-- Begin DATA LISTING --

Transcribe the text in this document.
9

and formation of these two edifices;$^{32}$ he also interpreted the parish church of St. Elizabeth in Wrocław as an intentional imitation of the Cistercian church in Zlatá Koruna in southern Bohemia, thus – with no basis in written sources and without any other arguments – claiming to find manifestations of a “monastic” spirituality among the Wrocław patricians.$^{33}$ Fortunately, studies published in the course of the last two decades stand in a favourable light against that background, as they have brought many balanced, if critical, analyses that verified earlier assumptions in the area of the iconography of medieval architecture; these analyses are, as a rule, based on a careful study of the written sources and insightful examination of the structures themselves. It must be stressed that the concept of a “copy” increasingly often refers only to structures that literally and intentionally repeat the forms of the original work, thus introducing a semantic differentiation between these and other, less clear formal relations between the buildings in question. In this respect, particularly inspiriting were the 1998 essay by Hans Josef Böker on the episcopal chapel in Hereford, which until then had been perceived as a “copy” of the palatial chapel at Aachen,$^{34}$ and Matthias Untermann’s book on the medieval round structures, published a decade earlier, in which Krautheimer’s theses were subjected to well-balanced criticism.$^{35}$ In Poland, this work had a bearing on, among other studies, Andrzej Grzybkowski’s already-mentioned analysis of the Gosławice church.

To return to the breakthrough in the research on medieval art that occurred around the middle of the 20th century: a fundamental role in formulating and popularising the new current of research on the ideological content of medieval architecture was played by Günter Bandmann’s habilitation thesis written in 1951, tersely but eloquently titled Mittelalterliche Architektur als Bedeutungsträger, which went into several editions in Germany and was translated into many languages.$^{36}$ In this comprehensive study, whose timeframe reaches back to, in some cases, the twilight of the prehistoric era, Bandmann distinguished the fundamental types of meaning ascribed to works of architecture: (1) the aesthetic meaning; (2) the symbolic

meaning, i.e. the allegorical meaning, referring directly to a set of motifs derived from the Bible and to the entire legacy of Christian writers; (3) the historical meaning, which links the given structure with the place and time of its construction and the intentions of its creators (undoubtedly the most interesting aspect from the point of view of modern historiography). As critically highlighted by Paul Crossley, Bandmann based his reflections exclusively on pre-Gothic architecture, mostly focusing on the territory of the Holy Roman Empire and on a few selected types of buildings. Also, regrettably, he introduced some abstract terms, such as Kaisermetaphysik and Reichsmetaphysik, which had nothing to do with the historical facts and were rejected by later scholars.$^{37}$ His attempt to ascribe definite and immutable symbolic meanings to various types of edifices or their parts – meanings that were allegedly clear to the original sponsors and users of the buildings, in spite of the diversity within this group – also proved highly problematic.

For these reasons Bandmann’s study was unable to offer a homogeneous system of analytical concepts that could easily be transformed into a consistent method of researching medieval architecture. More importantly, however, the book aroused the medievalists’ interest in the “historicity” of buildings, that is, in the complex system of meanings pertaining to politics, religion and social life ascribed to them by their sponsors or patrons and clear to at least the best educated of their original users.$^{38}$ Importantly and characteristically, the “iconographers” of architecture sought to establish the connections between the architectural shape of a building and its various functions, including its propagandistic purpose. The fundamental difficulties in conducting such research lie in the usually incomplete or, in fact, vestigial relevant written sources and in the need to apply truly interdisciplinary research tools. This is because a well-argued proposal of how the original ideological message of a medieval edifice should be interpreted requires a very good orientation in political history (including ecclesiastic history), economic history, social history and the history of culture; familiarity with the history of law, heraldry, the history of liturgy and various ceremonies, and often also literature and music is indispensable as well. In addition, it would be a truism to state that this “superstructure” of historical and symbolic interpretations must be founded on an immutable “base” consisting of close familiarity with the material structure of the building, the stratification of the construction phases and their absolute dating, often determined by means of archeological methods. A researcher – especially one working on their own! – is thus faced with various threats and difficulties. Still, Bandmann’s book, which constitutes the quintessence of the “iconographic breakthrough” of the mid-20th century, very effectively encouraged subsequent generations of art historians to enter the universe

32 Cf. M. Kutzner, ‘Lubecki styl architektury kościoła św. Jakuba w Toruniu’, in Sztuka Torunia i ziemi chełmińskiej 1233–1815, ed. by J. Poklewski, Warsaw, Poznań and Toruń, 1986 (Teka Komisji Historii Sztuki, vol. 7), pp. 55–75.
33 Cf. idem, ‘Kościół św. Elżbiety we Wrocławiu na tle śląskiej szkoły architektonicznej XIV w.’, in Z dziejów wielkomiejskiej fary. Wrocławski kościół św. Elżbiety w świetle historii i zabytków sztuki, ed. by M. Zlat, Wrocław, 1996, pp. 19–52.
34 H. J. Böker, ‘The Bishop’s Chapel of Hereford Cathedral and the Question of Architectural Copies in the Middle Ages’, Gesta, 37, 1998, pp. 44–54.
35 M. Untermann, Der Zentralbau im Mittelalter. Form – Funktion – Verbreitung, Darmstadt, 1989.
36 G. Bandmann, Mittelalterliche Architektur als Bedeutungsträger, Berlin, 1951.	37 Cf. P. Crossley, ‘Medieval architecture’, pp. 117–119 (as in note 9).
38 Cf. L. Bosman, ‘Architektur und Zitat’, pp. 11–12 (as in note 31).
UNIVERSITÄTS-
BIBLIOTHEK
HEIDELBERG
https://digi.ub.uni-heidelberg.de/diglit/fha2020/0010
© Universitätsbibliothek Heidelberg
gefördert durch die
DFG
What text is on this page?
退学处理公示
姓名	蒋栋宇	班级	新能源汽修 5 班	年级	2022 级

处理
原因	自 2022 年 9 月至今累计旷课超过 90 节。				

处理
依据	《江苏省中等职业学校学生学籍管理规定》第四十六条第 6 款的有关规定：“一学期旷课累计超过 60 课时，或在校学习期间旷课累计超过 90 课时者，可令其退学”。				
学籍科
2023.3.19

-- End DATA LISTING --

[WHAT THE TASK REQUIRES]
From the records above, extract every entry verbatim.

[CORRECT OUTPUT]
Transcribe the text in this document.
9

and formation of these two edifices;$^{32}$ he also interpreted the parish church of St. Elizabeth in Wrocław as an intentional imitation of the Cistercian church in Zlatá Koruna in southern Bohemia, thus – with no basis in written sources and without any other arguments – claiming to find manifestations of a “monastic” spirituality among the Wrocław patricians.$^{33}$ Fortunately, studies published in the course of the last two decades stand in a favourable light against that background, as they have brought many balanced, if critical, analyses that verified earlier assumptions in the area of the iconography of medieval architecture; these analyses are, as a rule, based on a careful study of the written sources and insightful examination of the structures themselves. It must be stressed that the concept of a “copy” increasingly often refers only to structures that literally and intentionally repeat the forms of the original work, thus introducing a semantic differentiation between these and other, less clear formal relations between the buildings in question. In this respect, particularly inspiriting were the 1998 essay by Hans Josef Böker on the episcopal chapel in Hereford, which until then had been perceived as a “copy” of the palatial chapel at Aachen,$^{34}$ and Matthias Untermann’s book on the medieval round structures, published a decade earlier, in which Krautheimer’s theses were subjected to well-balanced criticism.$^{35}$ In Poland, this work had a bearing on, among other studies, Andrzej Grzybkowski’s already-mentioned analysis of the Gosławice church.

To return to the breakthrough in the research on medieval art that occurred around the middle of the 20th century: a fundamental role in formulating and popularising the new current of research on the ideological content of medieval architecture was played by Günter Bandmann’s habilitation thesis written in 1951, tersely but eloquently titled Mittelalterliche Architektur als Bedeutungsträger, which went into several editions in Germany and was translated into many languages.$^{36}$ In this comprehensive study, whose timeframe reaches back to, in some cases, the twilight of the prehistoric era, Bandmann distinguished the fundamental types of meaning ascribed to works of architecture: (1) the aesthetic meaning; (2) the symbolic

meaning, i.e. the allegorical meaning, referring directly to a set of motifs derived from the Bible and to the entire legacy of Christian writers; (3) the historical meaning, which links the given structure with the place and time of its construction and the intentions of its creators (undoubtedly the most interesting aspect from the point of view of modern historiography). As critically highlighted by Paul Crossley, Bandmann based his reflections exclusively on pre-Gothic architecture, mostly focusing on the territory of the Holy Roman Empire and on a few selected types of buildings. Also, regrettably, he introduced some abstract terms, such as Kaisermetaphysik and Reichsmetaphysik, which had nothing to do with the historical facts and were rejected by later scholars.$^{37}$ His attempt to ascribe definite and immutable symbolic meanings to various types of edifices or their parts – meanings that were allegedly clear to the original sponsors and users of the buildings, in spite of the diversity within this group – also proved highly problematic.

For these reasons Bandmann’s study was unable to offer a homogeneous system of analytical concepts that could easily be transformed into a consistent method of researching medieval architecture. More importantly, however, the book aroused the medievalists’ interest in the “historicity” of buildings, that is, in the complex system of meanings pertaining to politics, religion and social life ascribed to them by their sponsors or patrons and clear to at least the best educated of their original users.$^{38}$ Importantly and characteristically, the “iconographers” of architecture sought to establish the connections between the architectural shape of a building and its various functions, including its propagandistic purpose. The fundamental difficulties in conducting such research lie in the usually incomplete or, in fact, vestigial relevant written sources and in the need to apply truly interdisciplinary research tools. This is because a well-argued proposal of how the original ideological message of a medieval edifice should be interpreted requires a very good orientation in political history (including ecclesiastic history), economic history, social history and the history of culture; familiarity with the history of law, heraldry, the history of liturgy and various ceremonies, and often also literature and music is indispensable as well. In addition, it would be a truism to state that this “superstructure” of historical and symbolic interpretations must be founded on an immutable “base” consisting of close familiarity with the material structure of the building, the stratification of the construction phases and their absolute dating, often determined by means of archeological methods. A researcher – especially one working on their own! – is thus faced with various threats and difficulties. Still, Bandmann’s book, which constitutes the quintessence of the “iconographic breakthrough” of the mid-20th century, very effectively encouraged subsequent generations of art historians to enter the universe

32 Cf. M. Kutzner, ‘Lubecki styl architektury kościoła św. Jakuba w Toruniu’, in Sztuka Torunia i ziemi chełmińskiej 1233–1815, ed. by J. Poklewski, Warsaw, Poznań and Toruń, 1986 (Teka Komisji Historii Sztuki, vol. 7), pp. 55–75.
33 Cf. idem, ‘Kościół św. Elżbiety we Wrocławiu na tle śląskiej szkoły architektonicznej XIV w.’, in Z dziejów wielkomiejskiej fary. Wrocławski kościół św. Elżbiety w świetle historii i zabytków sztuki, ed. by M. Zlat, Wrocław, 1996, pp. 19–52.
34 H. J. Böker, ‘The Bishop’s Chapel of Hereford Cathedral and the Question of Architectural Copies in the Middle Ages’, Gesta, 37, 1998, pp. 44–54.
35 M. Untermann, Der Zentralbau im Mittelalter. Form – Funktion – Verbreitung, Darmstadt, 1989.
36 G. Bandmann, Mittelalterliche Architektur als Bedeutungsträger, Berlin, 1951.	37 Cf. P. Crossley, ‘Medieval architecture’, pp. 117–119 (as in note 9).
38 Cf. L. Bosman, ‘Architektur und Zitat’, pp. 11–12 (as in note 31).
UNIVERSITÄTS-
BIBLIOTHEK
HEIDELBERG
https://digi.ub.uni-heidelberg.de/diglit/fha2020/0010
© Universitätsbibliothek Heidelberg
gefördert durch die
DFG
What text is on this page?
退学处理公示
姓名	蒋栋宇	班级	新能源汽修 5 班	年级	2022 级

处理
原因	自 2022 年 9 月至今累计旷课超过 90 节。				

处理
依据	《江苏省中等职业学校学生学籍管理规定》第四十六条第 6 款的有关规定：“一学期旷课累计超过 60 课时，或在校学习期间旷课累计超过 90 课时者，可令其退学”。				
学籍科
2023.3.19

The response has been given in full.